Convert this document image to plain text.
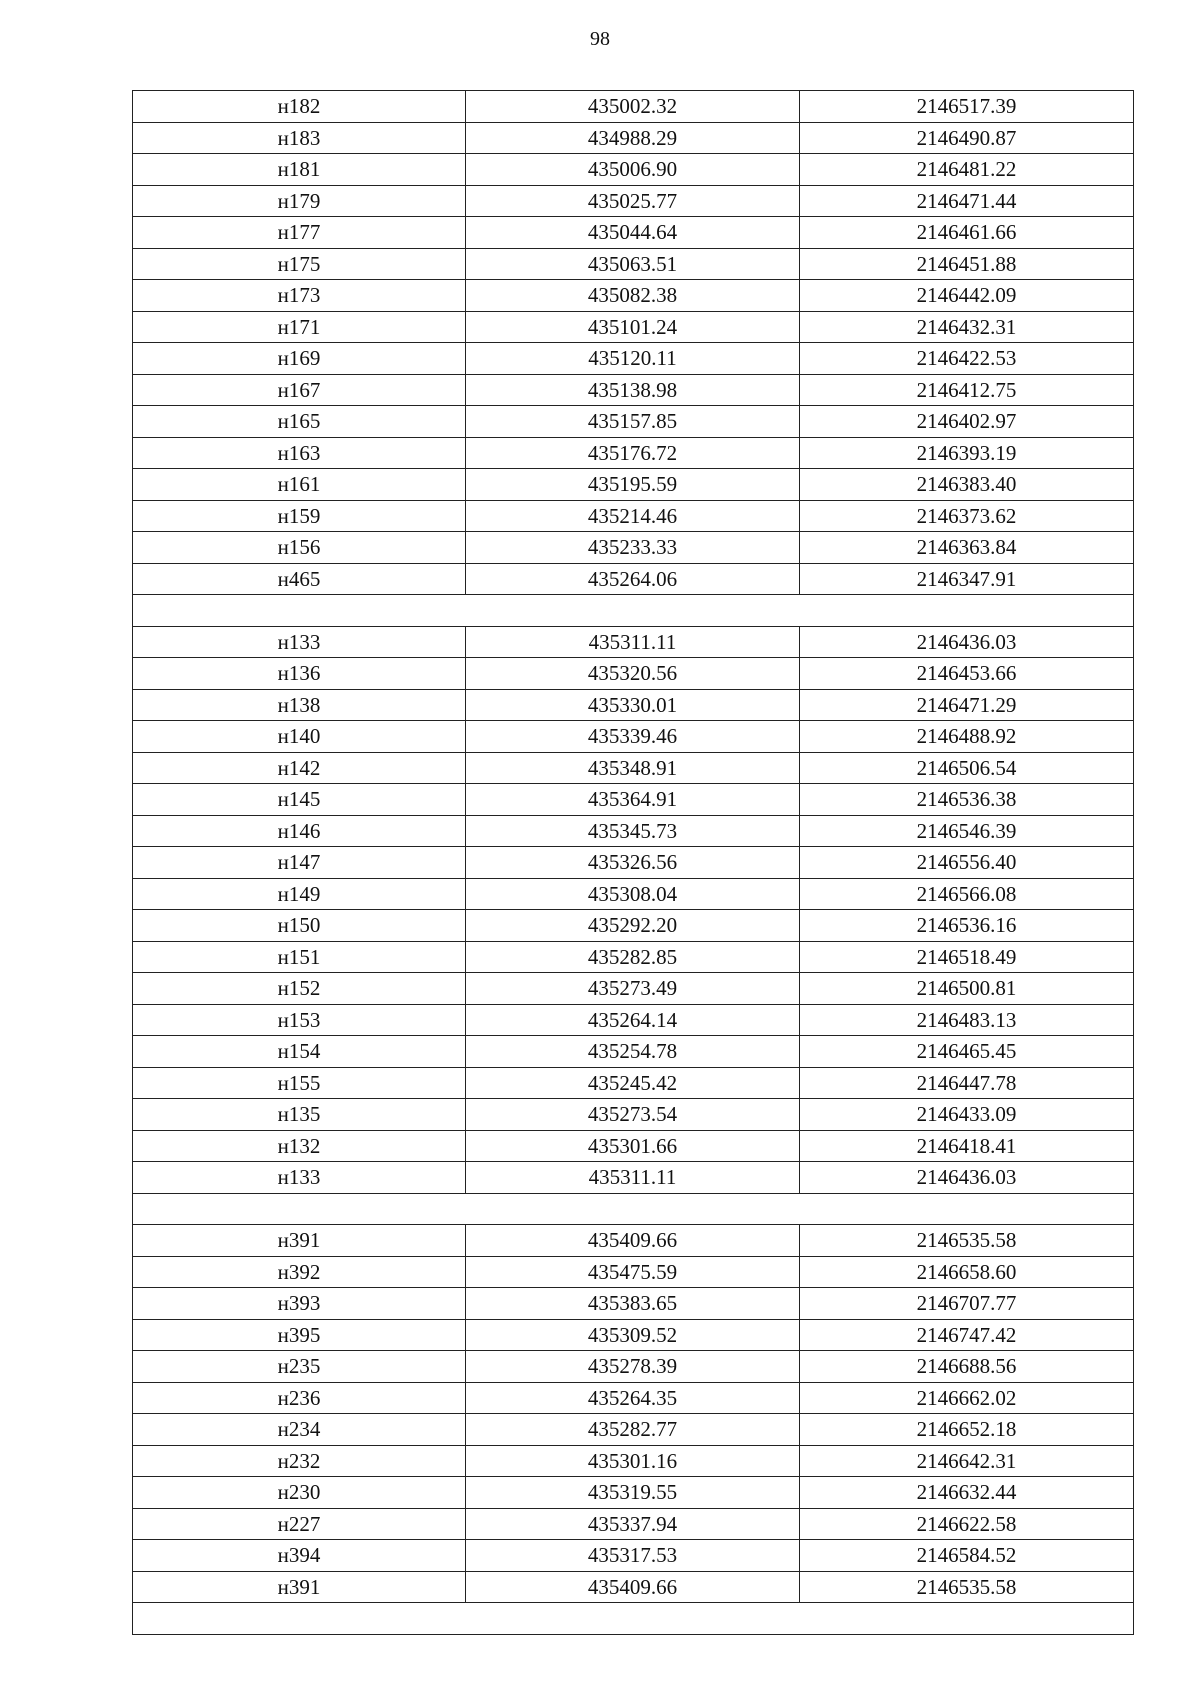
98
н182	435002.32	2146517.39
н183	434988.29	2146490.87
н181	435006.90	2146481.22
н179	435025.77	2146471.44
н177	435044.64	2146461.66
н175	435063.51	2146451.88
н173	435082.38	2146442.09
н171	435101.24	2146432.31
н169	435120.11	2146422.53
н167	435138.98	2146412.75
н165	435157.85	2146402.97
н163	435176.72	2146393.19
н161	435195.59	2146383.40
н159	435214.46	2146373.62
н156	435233.33	2146363.84
н465	435264.06	2146347.91

н133	435311.11	2146436.03
н136	435320.56	2146453.66
н138	435330.01	2146471.29
н140	435339.46	2146488.92
н142	435348.91	2146506.54
н145	435364.91	2146536.38
н146	435345.73	2146546.39
н147	435326.56	2146556.40
н149	435308.04	2146566.08
н150	435292.20	2146536.16
н151	435282.85	2146518.49
н152	435273.49	2146500.81
н153	435264.14	2146483.13
н154	435254.78	2146465.45
н155	435245.42	2146447.78
н135	435273.54	2146433.09
н132	435301.66	2146418.41
н133	435311.11	2146436.03

н391	435409.66	2146535.58
н392	435475.59	2146658.60
н393	435383.65	2146707.77
н395	435309.52	2146747.42
н235	435278.39	2146688.56
н236	435264.35	2146662.02
н234	435282.77	2146652.18
н232	435301.16	2146642.31
н230	435319.55	2146632.44
н227	435337.94	2146622.58
н394	435317.53	2146584.52
н391	435409.66	2146535.58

* * * *

--- INSTRUCTIONS FOR THE TASK ---
Omit the pictures, then output the rest of the listing exactly.

--- OUTPUT FOR THIS TASK ---
Convert this document image to plain text.
98
н182	435002.32	2146517.39
н183	434988.29	2146490.87
н181	435006.90	2146481.22
н179	435025.77	2146471.44
н177	435044.64	2146461.66
н175	435063.51	2146451.88
н173	435082.38	2146442.09
н171	435101.24	2146432.31
н169	435120.11	2146422.53
н167	435138.98	2146412.75
н165	435157.85	2146402.97
н163	435176.72	2146393.19
н161	435195.59	2146383.40
н159	435214.46	2146373.62
н156	435233.33	2146363.84
н465	435264.06	2146347.91

н133	435311.11	2146436.03
н136	435320.56	2146453.66
н138	435330.01	2146471.29
н140	435339.46	2146488.92
н142	435348.91	2146506.54
н145	435364.91	2146536.38
н146	435345.73	2146546.39
н147	435326.56	2146556.40
н149	435308.04	2146566.08
н150	435292.20	2146536.16
н151	435282.85	2146518.49
н152	435273.49	2146500.81
н153	435264.14	2146483.13
н154	435254.78	2146465.45
н155	435245.42	2146447.78
н135	435273.54	2146433.09
н132	435301.66	2146418.41
н133	435311.11	2146436.03

н391	435409.66	2146535.58
н392	435475.59	2146658.60
н393	435383.65	2146707.77
н395	435309.52	2146747.42
н235	435278.39	2146688.56
н236	435264.35	2146662.02
н234	435282.77	2146652.18
н232	435301.16	2146642.31
н230	435319.55	2146632.44
н227	435337.94	2146622.58
н394	435317.53	2146584.52
н391	435409.66	2146535.58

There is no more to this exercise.